- Description of the task
Can the data below be echoed back word for word?

(Excerpts from a figure dataset)
— start —

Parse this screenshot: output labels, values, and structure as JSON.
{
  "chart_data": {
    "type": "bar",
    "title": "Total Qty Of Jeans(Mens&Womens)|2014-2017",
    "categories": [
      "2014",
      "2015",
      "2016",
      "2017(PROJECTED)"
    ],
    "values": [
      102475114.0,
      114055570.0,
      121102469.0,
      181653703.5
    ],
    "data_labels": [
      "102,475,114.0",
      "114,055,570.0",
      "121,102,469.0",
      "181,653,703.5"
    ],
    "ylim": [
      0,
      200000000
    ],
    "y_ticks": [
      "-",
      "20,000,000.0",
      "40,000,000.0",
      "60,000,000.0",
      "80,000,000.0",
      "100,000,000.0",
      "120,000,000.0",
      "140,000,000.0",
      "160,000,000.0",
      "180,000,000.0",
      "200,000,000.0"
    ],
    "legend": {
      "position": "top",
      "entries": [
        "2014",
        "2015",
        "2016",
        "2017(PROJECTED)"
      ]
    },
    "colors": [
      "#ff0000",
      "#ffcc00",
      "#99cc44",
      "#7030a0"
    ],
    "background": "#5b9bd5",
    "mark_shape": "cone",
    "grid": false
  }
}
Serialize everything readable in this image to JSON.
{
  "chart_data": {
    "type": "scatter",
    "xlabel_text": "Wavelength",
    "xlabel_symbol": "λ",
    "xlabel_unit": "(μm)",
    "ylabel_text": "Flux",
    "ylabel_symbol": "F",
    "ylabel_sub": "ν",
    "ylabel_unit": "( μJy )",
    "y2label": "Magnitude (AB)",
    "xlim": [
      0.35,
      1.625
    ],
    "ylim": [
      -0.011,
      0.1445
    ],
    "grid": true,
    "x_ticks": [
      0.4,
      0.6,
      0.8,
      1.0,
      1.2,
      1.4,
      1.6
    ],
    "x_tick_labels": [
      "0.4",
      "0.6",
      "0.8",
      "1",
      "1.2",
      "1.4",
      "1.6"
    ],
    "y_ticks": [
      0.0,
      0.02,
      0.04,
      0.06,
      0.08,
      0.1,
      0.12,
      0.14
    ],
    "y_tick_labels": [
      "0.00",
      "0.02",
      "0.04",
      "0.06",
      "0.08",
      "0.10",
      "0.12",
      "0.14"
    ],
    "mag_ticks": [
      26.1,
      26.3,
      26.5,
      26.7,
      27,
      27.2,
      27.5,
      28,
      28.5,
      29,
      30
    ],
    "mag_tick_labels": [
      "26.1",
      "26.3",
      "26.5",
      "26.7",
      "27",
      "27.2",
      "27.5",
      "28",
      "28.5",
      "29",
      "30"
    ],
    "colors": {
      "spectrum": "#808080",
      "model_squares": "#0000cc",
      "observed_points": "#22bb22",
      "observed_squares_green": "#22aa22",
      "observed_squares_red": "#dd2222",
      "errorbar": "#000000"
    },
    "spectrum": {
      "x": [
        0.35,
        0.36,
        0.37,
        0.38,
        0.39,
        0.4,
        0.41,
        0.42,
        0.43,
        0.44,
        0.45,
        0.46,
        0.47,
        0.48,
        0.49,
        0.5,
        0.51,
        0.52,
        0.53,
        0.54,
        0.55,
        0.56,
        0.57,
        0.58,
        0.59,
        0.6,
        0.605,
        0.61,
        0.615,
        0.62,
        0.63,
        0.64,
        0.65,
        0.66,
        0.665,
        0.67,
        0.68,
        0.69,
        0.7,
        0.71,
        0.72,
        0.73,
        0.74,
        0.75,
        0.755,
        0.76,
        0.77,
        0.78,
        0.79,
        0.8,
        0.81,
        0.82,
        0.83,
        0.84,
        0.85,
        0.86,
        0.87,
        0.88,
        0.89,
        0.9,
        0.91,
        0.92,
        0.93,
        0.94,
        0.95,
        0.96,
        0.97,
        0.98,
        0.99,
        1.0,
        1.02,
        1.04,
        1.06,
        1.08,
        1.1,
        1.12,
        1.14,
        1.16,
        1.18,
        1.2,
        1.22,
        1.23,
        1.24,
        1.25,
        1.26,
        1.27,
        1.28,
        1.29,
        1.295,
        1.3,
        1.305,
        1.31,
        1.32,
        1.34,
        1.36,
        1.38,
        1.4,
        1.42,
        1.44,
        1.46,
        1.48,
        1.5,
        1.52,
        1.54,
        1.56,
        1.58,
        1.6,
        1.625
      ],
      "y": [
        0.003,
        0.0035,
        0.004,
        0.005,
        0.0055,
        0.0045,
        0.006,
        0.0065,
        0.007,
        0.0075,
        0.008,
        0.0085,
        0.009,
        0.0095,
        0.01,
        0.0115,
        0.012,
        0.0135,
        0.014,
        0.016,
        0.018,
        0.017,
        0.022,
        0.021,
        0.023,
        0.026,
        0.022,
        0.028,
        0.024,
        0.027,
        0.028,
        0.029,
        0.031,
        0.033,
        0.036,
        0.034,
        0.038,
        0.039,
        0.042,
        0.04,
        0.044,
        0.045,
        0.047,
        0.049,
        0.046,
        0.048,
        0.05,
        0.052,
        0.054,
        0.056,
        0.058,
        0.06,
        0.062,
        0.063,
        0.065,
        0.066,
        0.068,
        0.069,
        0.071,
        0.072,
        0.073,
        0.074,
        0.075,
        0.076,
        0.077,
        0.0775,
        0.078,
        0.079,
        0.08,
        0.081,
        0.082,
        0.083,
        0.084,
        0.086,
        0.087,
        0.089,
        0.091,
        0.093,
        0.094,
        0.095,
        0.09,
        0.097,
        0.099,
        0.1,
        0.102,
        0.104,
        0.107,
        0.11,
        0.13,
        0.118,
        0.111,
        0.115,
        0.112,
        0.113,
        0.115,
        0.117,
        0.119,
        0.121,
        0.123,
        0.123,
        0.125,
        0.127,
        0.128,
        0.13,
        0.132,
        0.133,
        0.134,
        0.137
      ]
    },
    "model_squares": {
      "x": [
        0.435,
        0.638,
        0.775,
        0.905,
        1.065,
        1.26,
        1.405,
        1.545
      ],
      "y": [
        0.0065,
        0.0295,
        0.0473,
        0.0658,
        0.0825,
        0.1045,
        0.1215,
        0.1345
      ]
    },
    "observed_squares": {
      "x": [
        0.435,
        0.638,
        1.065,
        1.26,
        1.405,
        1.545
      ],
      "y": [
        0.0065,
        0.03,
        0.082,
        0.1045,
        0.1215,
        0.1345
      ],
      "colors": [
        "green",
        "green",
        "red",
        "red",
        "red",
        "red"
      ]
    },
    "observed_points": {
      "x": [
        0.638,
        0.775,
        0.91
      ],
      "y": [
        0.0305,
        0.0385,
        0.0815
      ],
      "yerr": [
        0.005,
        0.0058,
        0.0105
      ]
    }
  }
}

— end —

- Full response
Parse this screenshot: output labels, values, and structure as JSON.
{
  "chart_data": {
    "type": "bar",
    "title": "Total Qty Of Jeans(Mens&Womens)|2014-2017",
    "categories": [
      "2014",
      "2015",
      "2016",
      "2017(PROJECTED)"
    ],
    "values": [
      102475114.0,
      114055570.0,
      121102469.0,
      181653703.5
    ],
    "data_labels": [
      "102,475,114.0",
      "114,055,570.0",
      "121,102,469.0",
      "181,653,703.5"
    ],
    "ylim": [
      0,
      200000000
    ],
    "y_ticks": [
      "-",
      "20,000,000.0",
      "40,000,000.0",
      "60,000,000.0",
      "80,000,000.0",
      "100,000,000.0",
      "120,000,000.0",
      "140,000,000.0",
      "160,000,000.0",
      "180,000,000.0",
      "200,000,000.0"
    ],
    "legend": {
      "position": "top",
      "entries": [
        "2014",
        "2015",
        "2016",
        "2017(PROJECTED)"
      ]
    },
    "colors": [
      "#ff0000",
      "#ffcc00",
      "#99cc44",
      "#7030a0"
    ],
    "background": "#5b9bd5",
    "mark_shape": "cone",
    "grid": false
  }
}
Serialize everything readable in this image to JSON.
{
  "chart_data": {
    "type": "scatter",
    "xlabel_text": "Wavelength",
    "xlabel_symbol": "λ",
    "xlabel_unit": "(μm)",
    "ylabel_text": "Flux",
    "ylabel_symbol": "F",
    "ylabel_sub": "ν",
    "ylabel_unit": "( μJy )",
    "y2label": "Magnitude (AB)",
    "xlim": [
      0.35,
      1.625
    ],
    "ylim": [
      -0.011,
      0.1445
    ],
    "grid": true,
    "x_ticks": [
      0.4,
      0.6,
      0.8,
      1.0,
      1.2,
      1.4,
      1.6
    ],
    "x_tick_labels": [
      "0.4",
      "0.6",
      "0.8",
      "1",
      "1.2",
      "1.4",
      "1.6"
    ],
    "y_ticks": [
      0.0,
      0.02,
      0.04,
      0.06,
      0.08,
      0.1,
      0.12,
      0.14
    ],
    "y_tick_labels": [
      "0.00",
      "0.02",
      "0.04",
      "0.06",
      "0.08",
      "0.10",
      "0.12",
      "0.14"
    ],
    "mag_ticks": [
      26.1,
      26.3,
      26.5,
      26.7,
      27,
      27.2,
      27.5,
      28,
      28.5,
      29,
      30
    ],
    "mag_tick_labels": [
      "26.1",
      "26.3",
      "26.5",
      "26.7",
      "27",
      "27.2",
      "27.5",
      "28",
      "28.5",
      "29",
      "30"
    ],
    "colors": {
      "spectrum": "#808080",
      "model_squares": "#0000cc",
      "observed_points": "#22bb22",
      "observed_squares_green": "#22aa22",
      "observed_squares_red": "#dd2222",
      "errorbar": "#000000"
    },
    "spectrum": {
      "x": [
        0.35,
        0.36,
        0.37,
        0.38,
        0.39,
        0.4,
        0.41,
        0.42,
        0.43,
        0.44,
        0.45,
        0.46,
        0.47,
        0.48,
        0.49,
        0.5,
        0.51,
        0.52,
        0.53,
        0.54,
        0.55,
        0.56,
        0.57,
        0.58,
        0.59,
        0.6,
        0.605,
        0.61,
        0.615,
        0.62,
        0.63,
        0.64,
        0.65,
        0.66,
        0.665,
        0.67,
        0.68,
        0.69,
        0.7,
        0.71,
        0.72,
        0.73,
        0.74,
        0.75,
        0.755,
        0.76,
        0.77,
        0.78,
        0.79,
        0.8,
        0.81,
        0.82,
        0.83,
        0.84,
        0.85,
        0.86,
        0.87,
        0.88,
        0.89,
        0.9,
        0.91,
        0.92,
        0.93,
        0.94,
        0.95,
        0.96,
        0.97,
        0.98,
        0.99,
        1.0,
        1.02,
        1.04,
        1.06,
        1.08,
        1.1,
        1.12,
        1.14,
        1.16,
        1.18,
        1.2,
        1.22,
        1.23,
        1.24,
        1.25,
        1.26,
        1.27,
        1.28,
        1.29,
        1.295,
        1.3,
        1.305,
        1.31,
        1.32,
        1.34,
        1.36,
        1.38,
        1.4,
        1.42,
        1.44,
        1.46,
        1.48,
        1.5,
        1.52,
        1.54,
        1.56,
        1.58,
        1.6,
        1.625
      ],
      "y": [
        0.003,
        0.0035,
        0.004,
        0.005,
        0.0055,
        0.0045,
        0.006,
        0.0065,
        0.007,
        0.0075,
        0.008,
        0.0085,
        0.009,
        0.0095,
        0.01,
        0.0115,
        0.012,
        0.0135,
        0.014,
        0.016,
        0.018,
        0.017,
        0.022,
        0.021,
        0.023,
        0.026,
        0.022,
        0.028,
        0.024,
        0.027,
        0.028,
        0.029,
        0.031,
        0.033,
        0.036,
        0.034,
        0.038,
        0.039,
        0.042,
        0.04,
        0.044,
        0.045,
        0.047,
        0.049,
        0.046,
        0.048,
        0.05,
        0.052,
        0.054,
        0.056,
        0.058,
        0.06,
        0.062,
        0.063,
        0.065,
        0.066,
        0.068,
        0.069,
        0.071,
        0.072,
        0.073,
        0.074,
        0.075,
        0.076,
        0.077,
        0.0775,
        0.078,
        0.079,
        0.08,
        0.081,
        0.082,
        0.083,
        0.084,
        0.086,
        0.087,
        0.089,
        0.091,
        0.093,
        0.094,
        0.095,
        0.09,
        0.097,
        0.099,
        0.1,
        0.102,
        0.104,
        0.107,
        0.11,
        0.13,
        0.118,
        0.111,
        0.115,
        0.112,
        0.113,
        0.115,
        0.117,
        0.119,
        0.121,
        0.123,
        0.123,
        0.125,
        0.127,
        0.128,
        0.13,
        0.132,
        0.133,
        0.134,
        0.137
      ]
    },
    "model_squares": {
      "x": [
        0.435,
        0.638,
        0.775,
        0.905,
        1.065,
        1.26,
        1.405,
        1.545
      ],
      "y": [
        0.0065,
        0.0295,
        0.0473,
        0.0658,
        0.0825,
        0.1045,
        0.1215,
        0.1345
      ]
    },
    "observed_squares": {
      "x": [
        0.435,
        0.638,
        1.065,
        1.26,
        1.405,
        1.545
      ],
      "y": [
        0.0065,
        0.03,
        0.082,
        0.1045,
        0.1215,
        0.1345
      ],
      "colors": [
        "green",
        "green",
        "red",
        "red",
        "red",
        "red"
      ]
    },
    "observed_points": {
      "x": [
        0.638,
        0.775,
        0.91
      ],
      "y": [
        0.0305,
        0.0385,
        0.0815
      ],
      "yerr": [
        0.005,
        0.0058,
        0.0105
      ]
    }
  }
}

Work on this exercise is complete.